▶ TASK TO CARRY OUT
Reproduce the listing verbatim.

▶ GIVEN RECORDS
____
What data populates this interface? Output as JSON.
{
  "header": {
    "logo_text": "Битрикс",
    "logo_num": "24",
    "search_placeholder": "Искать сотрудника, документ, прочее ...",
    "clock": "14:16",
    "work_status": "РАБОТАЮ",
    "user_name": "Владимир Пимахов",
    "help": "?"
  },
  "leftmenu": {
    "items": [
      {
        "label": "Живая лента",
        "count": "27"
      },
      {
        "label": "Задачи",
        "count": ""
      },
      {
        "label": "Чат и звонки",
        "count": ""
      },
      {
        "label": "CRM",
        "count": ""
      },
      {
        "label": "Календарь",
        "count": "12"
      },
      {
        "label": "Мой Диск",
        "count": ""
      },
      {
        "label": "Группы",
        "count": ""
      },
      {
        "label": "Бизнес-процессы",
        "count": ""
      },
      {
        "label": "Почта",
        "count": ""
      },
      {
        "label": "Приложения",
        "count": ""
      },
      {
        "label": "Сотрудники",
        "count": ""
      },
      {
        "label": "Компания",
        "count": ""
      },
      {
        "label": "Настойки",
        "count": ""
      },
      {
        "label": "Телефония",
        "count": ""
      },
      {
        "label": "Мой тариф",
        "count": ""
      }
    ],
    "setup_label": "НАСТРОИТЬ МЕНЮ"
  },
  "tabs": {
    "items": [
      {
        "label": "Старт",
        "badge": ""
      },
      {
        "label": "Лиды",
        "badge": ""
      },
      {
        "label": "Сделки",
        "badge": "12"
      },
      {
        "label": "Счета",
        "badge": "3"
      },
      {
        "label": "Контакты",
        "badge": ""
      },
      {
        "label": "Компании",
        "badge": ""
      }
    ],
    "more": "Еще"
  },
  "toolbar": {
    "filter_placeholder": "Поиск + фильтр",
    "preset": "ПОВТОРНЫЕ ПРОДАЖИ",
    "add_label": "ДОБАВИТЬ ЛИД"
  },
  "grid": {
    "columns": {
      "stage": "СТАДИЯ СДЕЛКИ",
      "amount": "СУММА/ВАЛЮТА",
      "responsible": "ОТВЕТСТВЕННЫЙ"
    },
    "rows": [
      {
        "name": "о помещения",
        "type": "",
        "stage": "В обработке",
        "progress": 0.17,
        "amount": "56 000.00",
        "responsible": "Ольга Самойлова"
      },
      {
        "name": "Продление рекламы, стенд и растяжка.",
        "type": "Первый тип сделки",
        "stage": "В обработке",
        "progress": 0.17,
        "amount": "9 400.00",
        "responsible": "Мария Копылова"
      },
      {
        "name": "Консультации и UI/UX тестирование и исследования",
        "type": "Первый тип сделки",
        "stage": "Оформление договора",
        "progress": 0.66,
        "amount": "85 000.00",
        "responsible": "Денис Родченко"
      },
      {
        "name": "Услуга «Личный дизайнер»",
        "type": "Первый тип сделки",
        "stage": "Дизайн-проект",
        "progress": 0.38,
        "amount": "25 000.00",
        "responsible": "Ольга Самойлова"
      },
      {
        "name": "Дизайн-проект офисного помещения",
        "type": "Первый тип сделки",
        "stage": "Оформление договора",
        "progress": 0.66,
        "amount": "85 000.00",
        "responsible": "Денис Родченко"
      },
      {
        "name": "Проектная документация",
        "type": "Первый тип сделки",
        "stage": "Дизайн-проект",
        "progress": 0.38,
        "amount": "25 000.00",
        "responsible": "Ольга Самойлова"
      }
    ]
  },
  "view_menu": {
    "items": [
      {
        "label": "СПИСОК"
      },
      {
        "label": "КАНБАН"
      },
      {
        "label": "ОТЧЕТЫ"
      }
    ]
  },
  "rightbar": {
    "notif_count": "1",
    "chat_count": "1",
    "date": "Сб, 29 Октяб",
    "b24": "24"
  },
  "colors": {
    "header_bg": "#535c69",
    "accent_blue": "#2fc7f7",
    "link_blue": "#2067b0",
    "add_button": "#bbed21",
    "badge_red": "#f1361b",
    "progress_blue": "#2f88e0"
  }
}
____
▶ FULL RESPONSE
What data populates this interface? Output as JSON.
{
  "header": {
    "logo_text": "Битрикс",
    "logo_num": "24",
    "search_placeholder": "Искать сотрудника, документ, прочее ...",
    "clock": "14:16",
    "work_status": "РАБОТАЮ",
    "user_name": "Владимир Пимахов",
    "help": "?"
  },
  "leftmenu": {
    "items": [
      {
        "label": "Живая лента",
        "count": "27"
      },
      {
        "label": "Задачи",
        "count": ""
      },
      {
        "label": "Чат и звонки",
        "count": ""
      },
      {
        "label": "CRM",
        "count": ""
      },
      {
        "label": "Календарь",
        "count": "12"
      },
      {
        "label": "Мой Диск",
        "count": ""
      },
      {
        "label": "Группы",
        "count": ""
      },
      {
        "label": "Бизнес-процессы",
        "count": ""
      },
      {
        "label": "Почта",
        "count": ""
      },
      {
        "label": "Приложения",
        "count": ""
      },
      {
        "label": "Сотрудники",
        "count": ""
      },
      {
        "label": "Компания",
        "count": ""
      },
      {
        "label": "Настойки",
        "count": ""
      },
      {
        "label": "Телефония",
        "count": ""
      },
      {
        "label": "Мой тариф",
        "count": ""
      }
    ],
    "setup_label": "НАСТРОИТЬ МЕНЮ"
  },
  "tabs": {
    "items": [
      {
        "label": "Старт",
        "badge": ""
      },
      {
        "label": "Лиды",
        "badge": ""
      },
      {
        "label": "Сделки",
        "badge": "12"
      },
      {
        "label": "Счета",
        "badge": "3"
      },
      {
        "label": "Контакты",
        "badge": ""
      },
      {
        "label": "Компании",
        "badge": ""
      }
    ],
    "more": "Еще"
  },
  "toolbar": {
    "filter_placeholder": "Поиск + фильтр",
    "preset": "ПОВТОРНЫЕ ПРОДАЖИ",
    "add_label": "ДОБАВИТЬ ЛИД"
  },
  "grid": {
    "columns": {
      "stage": "СТАДИЯ СДЕЛКИ",
      "amount": "СУММА/ВАЛЮТА",
      "responsible": "ОТВЕТСТВЕННЫЙ"
    },
    "rows": [
      {
        "name": "о помещения",
        "type": "",
        "stage": "В обработке",
        "progress": 0.17,
        "amount": "56 000.00",
        "responsible": "Ольга Самойлова"
      },
      {
        "name": "Продление рекламы, стенд и растяжка.",
        "type": "Первый тип сделки",
        "stage": "В обработке",
        "progress": 0.17,
        "amount": "9 400.00",
        "responsible": "Мария Копылова"
      },
      {
        "name": "Консультации и UI/UX тестирование и исследования",
        "type": "Первый тип сделки",
        "stage": "Оформление договора",
        "progress": 0.66,
        "amount": "85 000.00",
        "responsible": "Денис Родченко"
      },
      {
        "name": "Услуга «Личный дизайнер»",
        "type": "Первый тип сделки",
        "stage": "Дизайн-проект",
        "progress": 0.38,
        "amount": "25 000.00",
        "responsible": "Ольга Самойлова"
      },
      {
        "name": "Дизайн-проект офисного помещения",
        "type": "Первый тип сделки",
        "stage": "Оформление договора",
        "progress": 0.66,
        "amount": "85 000.00",
        "responsible": "Денис Родченко"
      },
      {
        "name": "Проектная документация",
        "type": "Первый тип сделки",
        "stage": "Дизайн-проект",
        "progress": 0.38,
        "amount": "25 000.00",
        "responsible": "Ольга Самойлова"
      }
    ]
  },
  "view_menu": {
    "items": [
      {
        "label": "СПИСОК"
      },
      {
        "label": "КАНБАН"
      },
      {
        "label": "ОТЧЕТЫ"
      }
    ]
  },
  "rightbar": {
    "notif_count": "1",
    "chat_count": "1",
    "date": "Сб, 29 Октяб",
    "b24": "24"
  },
  "colors": {
    "header_bg": "#535c69",
    "accent_blue": "#2fc7f7",
    "link_blue": "#2067b0",
    "add_button": "#bbed21",
    "badge_red": "#f1361b",
    "progress_blue": "#2f88e0"
  }
}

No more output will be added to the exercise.